# Intro / New Firearm Purchase



## elitherev (Jun 13, 2012)

Hello everyone. I am new to this forum and wanted to first say that from reading a lot of the newbie threads and faqs I feel more confident about many things being new to firearms.

I recently renewed my pistol license and finally settled into a new firearms one on one class which was much better for me than a group setting. My instructor really helped me feel much more comfortable than I had been before when I first took the basic firearms course to qualify for my license. After working extensively with the SIRT Training Pistol, I finally felt comfortable enough to work with the real thing. I went to a firing range for the first time in my life a few weeks ago and fired four different guns that my instructor brought along: 

22LR (Ruger MK3)
9mm (Glock 17)
38 Spl Revolver (S&W 686)
45ACP (1911)

He said these would be good introductory guns to fire for my first time and give me an idea of different calibers and recoil.

The Ruger Mk3 was the first gun I fired and it was an easy feel. My groupings were really good and I felt pretty confident holding it and firing it. The second was the S&W. Revolvers scare the crap out of me - I am not sure why honestly - I think the size and kind of "open aspect" to the design. Firing the S&W was difficult. I don't have a lot of arm or hand strength at all and the gun felt huge and unstable in my hand. I was gripping quite hard. The third was the Glock 17 which I think is the gun I hear most about when people talk about guns. It was a scary gun to fire and I can't say why. I did fairly well with that grouping on the target as well but I really became fatigued. The 1911 was a nice feel but the recoil was so unexpected and it was quite loud as well. It was the last gun I fired and I believe my arm and hand was quite fatigued by then. I couldn't fire more than a couple of rounds before needing to stop.

My instructor was really pleased with what I did. Looking at the targets I brought home I am surprised as well. He recommended I spend more time at the range and really getting more comfortable but he seemed very confident that it wouldn't be long before I might consider purchasing my own firearm based on my skill of shooting and class testing. I know there are many more types of guns out there and the range I went to did have a variety of rentals available. While the idea of going back there by myself intimidates the hell out of me, I would like to continue practicing to get more confident with firearms. I am not sure where to begin since I really don't know much about the types of guns ... should I just pick one and try it? The folks at the gun range are ... hmmm ... less than friendly or approachable and I didn't want to hound them with questions so I thought I might ask here ...

_Challenges_.
(A) Which gun did the writer of the forum post fire first at the range?
(B) Format everything in the entries from the line containing "Segment this screenshot: for" down to the line containing "device-cell: Virtual machines" as a JSON list of strings, one string per line, leaving out blank lines.
The entries come from a source unrelated to the forum post.

_Record extracts_.

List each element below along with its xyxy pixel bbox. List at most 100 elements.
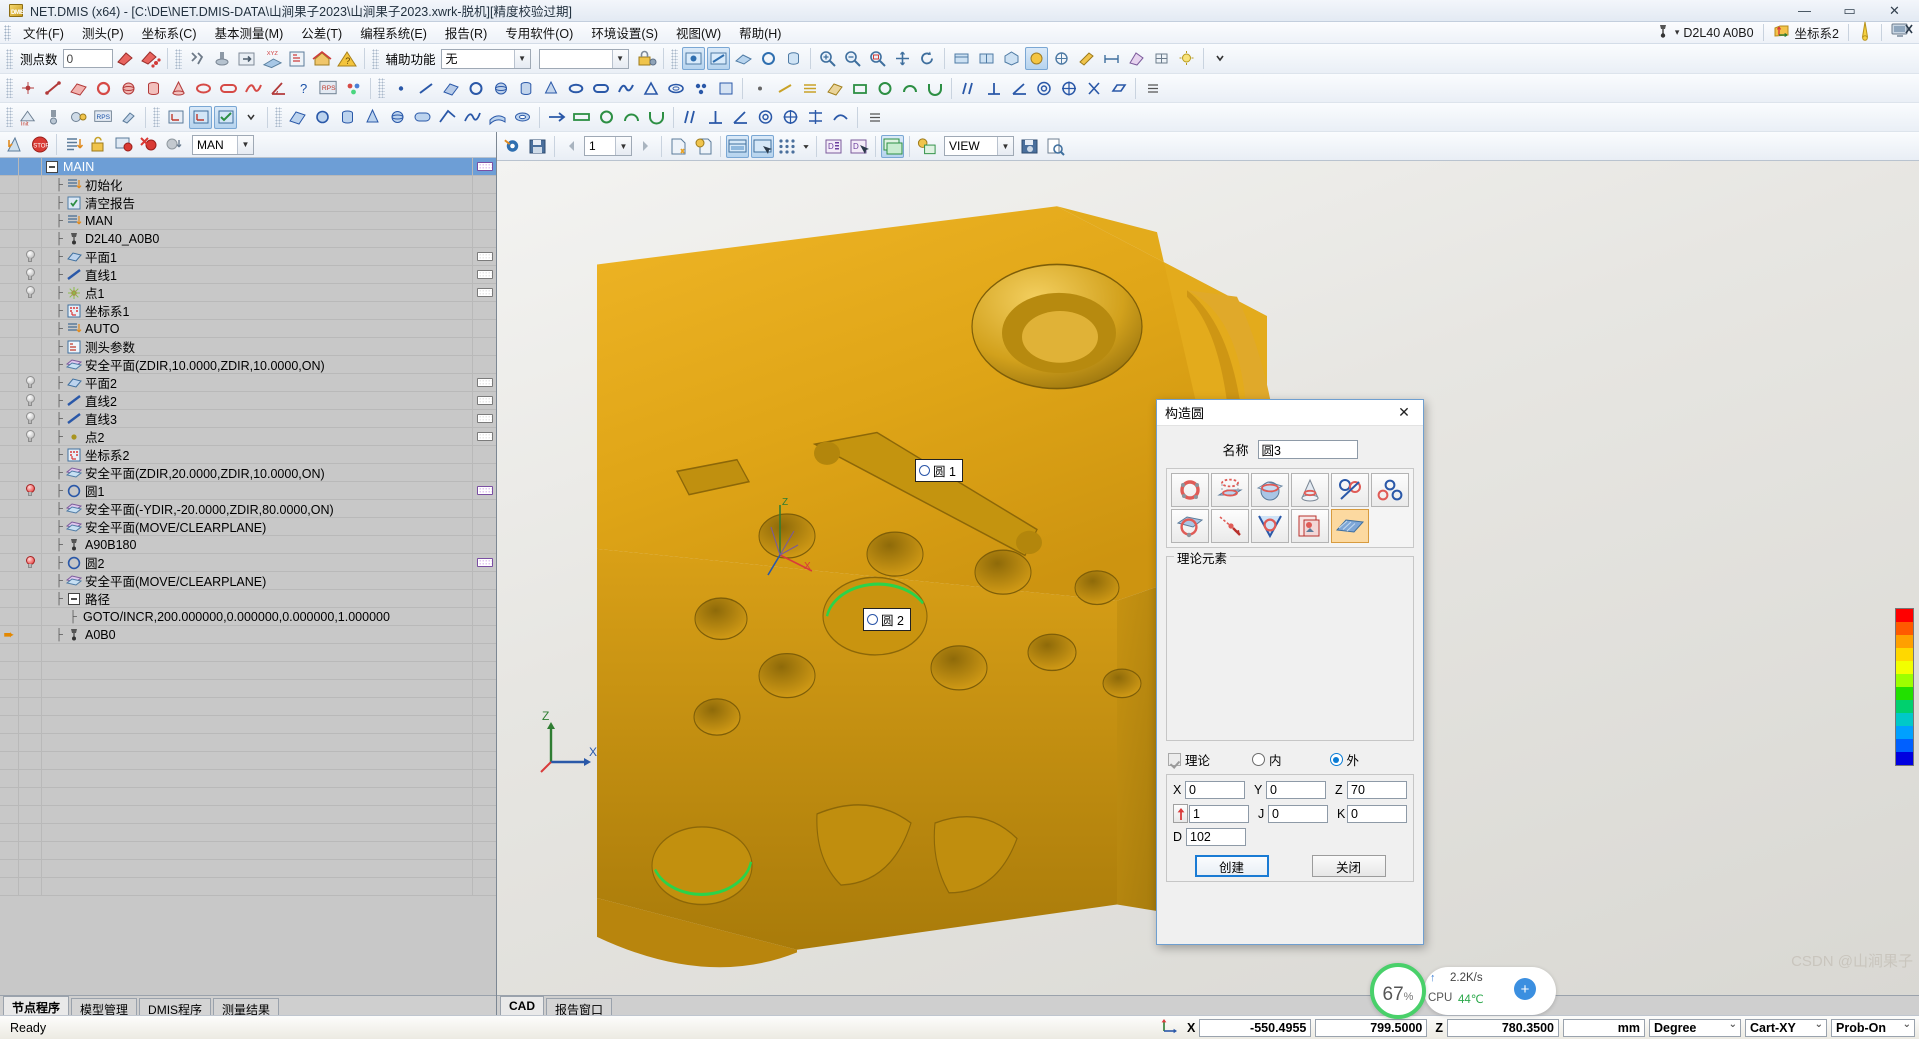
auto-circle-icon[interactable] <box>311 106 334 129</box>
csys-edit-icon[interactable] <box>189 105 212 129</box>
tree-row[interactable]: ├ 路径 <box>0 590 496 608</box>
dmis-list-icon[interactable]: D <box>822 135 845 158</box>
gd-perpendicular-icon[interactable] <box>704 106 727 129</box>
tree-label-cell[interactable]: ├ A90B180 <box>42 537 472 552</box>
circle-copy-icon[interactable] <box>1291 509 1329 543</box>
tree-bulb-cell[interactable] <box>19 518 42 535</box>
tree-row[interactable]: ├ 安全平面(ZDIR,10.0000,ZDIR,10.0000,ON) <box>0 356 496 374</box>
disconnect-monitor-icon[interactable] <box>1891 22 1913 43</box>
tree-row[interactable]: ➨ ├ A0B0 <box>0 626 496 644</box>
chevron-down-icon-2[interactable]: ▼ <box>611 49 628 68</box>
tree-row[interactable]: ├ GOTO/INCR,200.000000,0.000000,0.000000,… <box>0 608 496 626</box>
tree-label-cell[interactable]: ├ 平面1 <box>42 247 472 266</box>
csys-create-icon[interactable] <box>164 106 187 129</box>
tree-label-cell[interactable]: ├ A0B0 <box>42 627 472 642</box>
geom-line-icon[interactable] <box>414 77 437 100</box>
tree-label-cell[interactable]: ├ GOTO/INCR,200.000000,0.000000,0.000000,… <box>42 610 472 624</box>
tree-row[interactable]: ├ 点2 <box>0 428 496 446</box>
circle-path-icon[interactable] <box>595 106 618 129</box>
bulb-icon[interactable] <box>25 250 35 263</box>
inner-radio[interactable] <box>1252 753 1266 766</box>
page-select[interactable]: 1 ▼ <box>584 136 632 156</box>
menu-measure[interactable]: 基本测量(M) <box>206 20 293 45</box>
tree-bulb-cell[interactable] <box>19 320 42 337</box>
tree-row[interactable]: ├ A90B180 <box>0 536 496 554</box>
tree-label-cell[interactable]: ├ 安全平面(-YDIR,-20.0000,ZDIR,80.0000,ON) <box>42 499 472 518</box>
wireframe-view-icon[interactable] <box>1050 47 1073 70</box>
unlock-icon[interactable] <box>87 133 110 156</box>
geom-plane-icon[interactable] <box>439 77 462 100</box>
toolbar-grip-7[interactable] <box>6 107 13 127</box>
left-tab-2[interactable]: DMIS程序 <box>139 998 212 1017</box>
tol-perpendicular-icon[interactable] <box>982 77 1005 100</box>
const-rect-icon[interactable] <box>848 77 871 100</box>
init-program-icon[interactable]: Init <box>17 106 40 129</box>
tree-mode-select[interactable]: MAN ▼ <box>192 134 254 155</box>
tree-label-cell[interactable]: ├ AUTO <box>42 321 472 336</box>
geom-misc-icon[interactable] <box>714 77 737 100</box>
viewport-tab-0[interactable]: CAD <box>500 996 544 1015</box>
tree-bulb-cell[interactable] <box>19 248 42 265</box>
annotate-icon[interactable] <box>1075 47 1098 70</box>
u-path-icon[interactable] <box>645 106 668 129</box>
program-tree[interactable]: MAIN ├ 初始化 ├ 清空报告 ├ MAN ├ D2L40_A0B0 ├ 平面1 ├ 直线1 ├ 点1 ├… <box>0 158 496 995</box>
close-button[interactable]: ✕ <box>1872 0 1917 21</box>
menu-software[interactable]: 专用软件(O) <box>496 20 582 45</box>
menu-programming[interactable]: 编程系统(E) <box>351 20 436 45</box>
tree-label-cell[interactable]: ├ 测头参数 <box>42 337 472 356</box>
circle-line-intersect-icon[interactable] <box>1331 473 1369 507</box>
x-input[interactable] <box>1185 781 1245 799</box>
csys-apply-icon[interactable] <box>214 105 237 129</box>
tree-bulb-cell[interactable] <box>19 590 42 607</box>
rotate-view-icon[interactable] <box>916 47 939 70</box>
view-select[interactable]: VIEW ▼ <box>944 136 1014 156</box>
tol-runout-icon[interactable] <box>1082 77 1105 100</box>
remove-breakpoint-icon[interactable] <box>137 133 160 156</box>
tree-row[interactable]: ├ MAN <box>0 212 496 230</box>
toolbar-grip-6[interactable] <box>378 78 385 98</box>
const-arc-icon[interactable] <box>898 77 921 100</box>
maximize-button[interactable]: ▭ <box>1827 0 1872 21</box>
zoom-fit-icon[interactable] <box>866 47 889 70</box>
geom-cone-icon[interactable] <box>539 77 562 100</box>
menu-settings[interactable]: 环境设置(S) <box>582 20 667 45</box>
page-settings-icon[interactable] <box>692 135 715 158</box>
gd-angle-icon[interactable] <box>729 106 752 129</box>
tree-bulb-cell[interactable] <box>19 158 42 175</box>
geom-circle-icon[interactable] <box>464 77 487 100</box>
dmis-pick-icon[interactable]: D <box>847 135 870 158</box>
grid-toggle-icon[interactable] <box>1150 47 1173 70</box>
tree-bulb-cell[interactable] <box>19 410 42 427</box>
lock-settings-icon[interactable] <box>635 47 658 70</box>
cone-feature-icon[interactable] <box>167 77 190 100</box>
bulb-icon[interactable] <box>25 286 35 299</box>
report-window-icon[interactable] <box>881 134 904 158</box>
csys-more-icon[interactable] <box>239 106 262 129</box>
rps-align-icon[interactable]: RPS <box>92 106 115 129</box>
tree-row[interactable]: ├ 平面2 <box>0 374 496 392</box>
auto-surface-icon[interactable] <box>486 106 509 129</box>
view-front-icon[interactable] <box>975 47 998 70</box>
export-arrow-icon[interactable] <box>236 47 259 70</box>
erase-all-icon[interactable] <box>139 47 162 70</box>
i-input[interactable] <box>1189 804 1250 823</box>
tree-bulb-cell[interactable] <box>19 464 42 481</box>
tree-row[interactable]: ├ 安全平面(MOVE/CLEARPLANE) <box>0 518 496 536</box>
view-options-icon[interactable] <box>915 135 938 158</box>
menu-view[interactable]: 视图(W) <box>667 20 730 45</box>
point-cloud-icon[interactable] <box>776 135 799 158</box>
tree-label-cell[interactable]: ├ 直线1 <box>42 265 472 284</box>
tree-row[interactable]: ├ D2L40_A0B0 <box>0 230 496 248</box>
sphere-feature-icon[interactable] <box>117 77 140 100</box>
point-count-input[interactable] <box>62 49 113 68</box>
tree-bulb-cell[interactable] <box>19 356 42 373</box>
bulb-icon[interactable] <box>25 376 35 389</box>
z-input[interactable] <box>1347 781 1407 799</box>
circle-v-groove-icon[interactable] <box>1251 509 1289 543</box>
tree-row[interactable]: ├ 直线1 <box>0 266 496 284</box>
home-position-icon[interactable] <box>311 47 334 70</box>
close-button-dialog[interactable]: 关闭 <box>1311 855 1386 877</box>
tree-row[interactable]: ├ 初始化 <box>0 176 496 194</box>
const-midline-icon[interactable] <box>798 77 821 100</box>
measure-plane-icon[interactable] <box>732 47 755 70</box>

--

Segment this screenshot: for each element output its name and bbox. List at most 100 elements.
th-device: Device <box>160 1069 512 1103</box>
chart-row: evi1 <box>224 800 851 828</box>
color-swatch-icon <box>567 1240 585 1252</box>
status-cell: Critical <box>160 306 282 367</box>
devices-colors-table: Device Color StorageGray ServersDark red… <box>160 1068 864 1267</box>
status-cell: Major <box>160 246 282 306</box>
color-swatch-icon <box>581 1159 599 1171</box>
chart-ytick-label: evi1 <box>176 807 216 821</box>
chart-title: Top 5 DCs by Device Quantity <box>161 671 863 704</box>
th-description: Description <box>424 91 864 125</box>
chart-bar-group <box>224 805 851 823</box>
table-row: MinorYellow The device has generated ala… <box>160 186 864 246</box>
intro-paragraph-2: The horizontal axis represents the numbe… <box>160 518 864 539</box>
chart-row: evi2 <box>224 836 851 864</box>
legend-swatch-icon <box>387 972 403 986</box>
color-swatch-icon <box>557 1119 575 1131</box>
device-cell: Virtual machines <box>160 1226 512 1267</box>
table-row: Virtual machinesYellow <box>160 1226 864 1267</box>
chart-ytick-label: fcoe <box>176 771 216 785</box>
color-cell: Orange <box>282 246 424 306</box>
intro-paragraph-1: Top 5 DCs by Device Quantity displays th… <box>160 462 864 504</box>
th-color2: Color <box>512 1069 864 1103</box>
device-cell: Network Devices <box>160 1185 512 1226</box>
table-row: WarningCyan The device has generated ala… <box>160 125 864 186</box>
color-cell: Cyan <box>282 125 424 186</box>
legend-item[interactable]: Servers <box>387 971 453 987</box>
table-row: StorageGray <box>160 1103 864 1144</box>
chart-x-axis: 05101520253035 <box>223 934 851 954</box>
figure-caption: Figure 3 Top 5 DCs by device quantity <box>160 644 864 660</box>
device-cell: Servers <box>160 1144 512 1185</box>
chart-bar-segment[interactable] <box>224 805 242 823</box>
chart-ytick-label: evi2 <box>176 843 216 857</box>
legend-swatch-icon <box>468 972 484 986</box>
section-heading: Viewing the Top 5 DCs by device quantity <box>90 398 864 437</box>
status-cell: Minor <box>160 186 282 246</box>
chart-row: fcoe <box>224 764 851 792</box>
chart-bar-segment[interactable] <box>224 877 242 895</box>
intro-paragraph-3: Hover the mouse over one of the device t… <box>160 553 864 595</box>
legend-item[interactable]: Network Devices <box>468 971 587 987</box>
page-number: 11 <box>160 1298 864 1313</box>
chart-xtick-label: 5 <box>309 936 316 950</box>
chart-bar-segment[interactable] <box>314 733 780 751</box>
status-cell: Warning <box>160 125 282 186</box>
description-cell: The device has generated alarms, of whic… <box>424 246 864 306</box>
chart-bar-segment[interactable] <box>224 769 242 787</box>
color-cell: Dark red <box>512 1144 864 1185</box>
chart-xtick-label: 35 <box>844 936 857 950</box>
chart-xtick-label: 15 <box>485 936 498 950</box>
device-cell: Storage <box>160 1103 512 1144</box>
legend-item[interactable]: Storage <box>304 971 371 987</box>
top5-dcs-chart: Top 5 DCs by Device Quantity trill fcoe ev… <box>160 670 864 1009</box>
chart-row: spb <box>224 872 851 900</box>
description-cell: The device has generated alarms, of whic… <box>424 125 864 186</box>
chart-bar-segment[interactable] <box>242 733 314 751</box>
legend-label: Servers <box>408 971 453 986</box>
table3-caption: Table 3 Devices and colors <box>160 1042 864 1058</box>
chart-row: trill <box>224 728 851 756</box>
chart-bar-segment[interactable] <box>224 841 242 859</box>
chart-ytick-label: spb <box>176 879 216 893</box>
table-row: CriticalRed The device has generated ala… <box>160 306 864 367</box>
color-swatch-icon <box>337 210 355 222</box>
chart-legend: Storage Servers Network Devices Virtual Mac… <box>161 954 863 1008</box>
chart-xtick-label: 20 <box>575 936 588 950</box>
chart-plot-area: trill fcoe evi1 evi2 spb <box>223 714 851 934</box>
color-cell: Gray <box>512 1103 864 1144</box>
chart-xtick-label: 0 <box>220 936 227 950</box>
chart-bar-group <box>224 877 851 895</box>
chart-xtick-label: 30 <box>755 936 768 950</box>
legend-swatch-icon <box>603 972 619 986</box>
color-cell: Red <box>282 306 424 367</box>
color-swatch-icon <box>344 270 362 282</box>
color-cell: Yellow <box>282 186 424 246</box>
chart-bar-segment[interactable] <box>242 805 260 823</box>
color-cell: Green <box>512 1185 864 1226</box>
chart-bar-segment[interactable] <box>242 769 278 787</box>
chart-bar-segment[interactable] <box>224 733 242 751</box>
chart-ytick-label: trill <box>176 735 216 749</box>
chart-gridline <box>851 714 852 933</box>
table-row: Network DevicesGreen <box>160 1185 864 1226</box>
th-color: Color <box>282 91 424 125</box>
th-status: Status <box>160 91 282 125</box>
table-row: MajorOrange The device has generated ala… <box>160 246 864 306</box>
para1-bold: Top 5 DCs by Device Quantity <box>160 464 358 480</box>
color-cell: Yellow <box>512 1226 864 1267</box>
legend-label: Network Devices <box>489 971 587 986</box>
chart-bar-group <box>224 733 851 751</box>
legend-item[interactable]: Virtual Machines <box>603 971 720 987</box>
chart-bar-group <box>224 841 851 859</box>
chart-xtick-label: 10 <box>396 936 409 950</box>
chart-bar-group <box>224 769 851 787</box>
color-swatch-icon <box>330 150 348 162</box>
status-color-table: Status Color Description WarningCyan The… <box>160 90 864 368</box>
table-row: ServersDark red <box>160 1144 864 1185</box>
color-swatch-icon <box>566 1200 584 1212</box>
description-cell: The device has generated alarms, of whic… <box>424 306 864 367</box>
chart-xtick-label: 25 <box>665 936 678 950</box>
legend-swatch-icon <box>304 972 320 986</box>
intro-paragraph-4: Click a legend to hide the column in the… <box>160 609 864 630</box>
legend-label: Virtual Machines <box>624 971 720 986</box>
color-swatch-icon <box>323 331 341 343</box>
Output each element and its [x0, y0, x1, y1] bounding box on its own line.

_Responses for each task_.
(A) The Ruger Mk3, a 22LR.

(B)
[
  "Segment this screenshot: for each element output its name and bbox. List at most 100 elements.",
  "th-device: Device <box>160 1069 512 1103</box>",
  "chart-row: evi1 <box>224 800 851 828</box>",
  "color-swatch-icon <box>567 1240 585 1252</box>",
  "status-cell: Critical <box>160 306 282 367</box>",
  "devices-colors-table: Device Color StorageGray ServersDark red… <box>160 1068 864 1267</box>",
  "status-cell: Major <box>160 246 282 306</box>",
  "color-swatch-icon <box>581 1159 599 1171</box>",
  "chart-ytick-label: evi1 <box>176 807 216 821</box>",
  "chart-title: Top 5 DCs by Device Quantity <box>161 671 863 704</box>",
  "th-description: Description <box>424 91 864 125</box>",
  "chart-bar-group <box>224 805 851 823</box>",
  "table-row: MinorYellow The device has generated ala… <box>160 186 864 246</box>",
  "intro-paragraph-2: The horizontal axis represents the numbe… <box>160 518 864 539</box>",
  "chart-row: evi2 <box>224 836 851 864</box>",
  "legend-swatch-icon <box>387 972 403 986</box>",
  "color-swatch-icon <box>557 1119 575 1131</box>",
  "device-cell: Virtual machines <box>160 1226 512 1267</box>"
]